[Figure record extracts]
---

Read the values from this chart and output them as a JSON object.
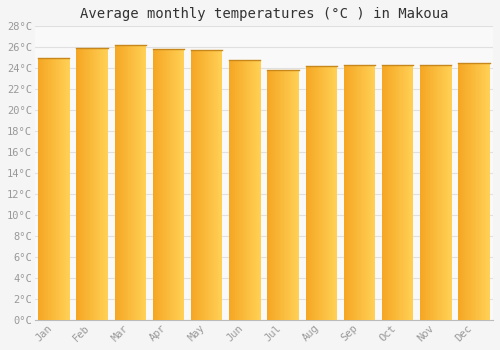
{
  "title": "Average monthly temperatures (°C ) in Makoua",
  "months": [
    "Jan",
    "Feb",
    "Mar",
    "Apr",
    "May",
    "Jun",
    "Jul",
    "Aug",
    "Sep",
    "Oct",
    "Nov",
    "Dec"
  ],
  "temperatures": [
    25.0,
    25.9,
    26.2,
    25.8,
    25.7,
    24.8,
    23.8,
    24.2,
    24.3,
    24.3,
    24.3,
    24.5
  ],
  "bar_color_left": "#F5A623",
  "bar_color_right": "#FFD055",
  "bar_top_border": "#C8871A",
  "ylim": [
    0,
    28
  ],
  "ytick_step": 2,
  "background_color": "#f5f5f5",
  "plot_bg_color": "#f9f9f9",
  "grid_color": "#e0e0e0",
  "title_fontsize": 10,
  "tick_fontsize": 7.5,
  "title_font": "monospace",
  "tick_font": "monospace",
  "tick_color": "#999999",
  "bar_width": 0.82
}
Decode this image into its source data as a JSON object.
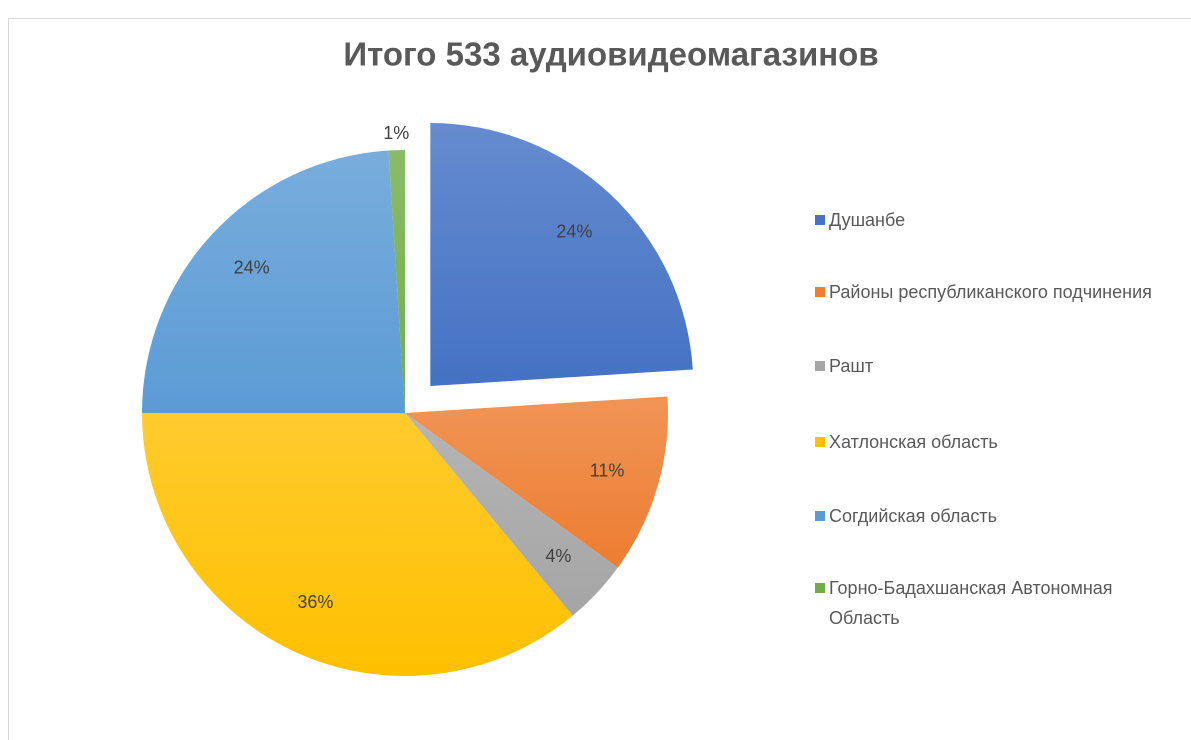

---

*Requirements*: How many lines in the listing above contain "this"? Answer with the number alone.

*Response*: 2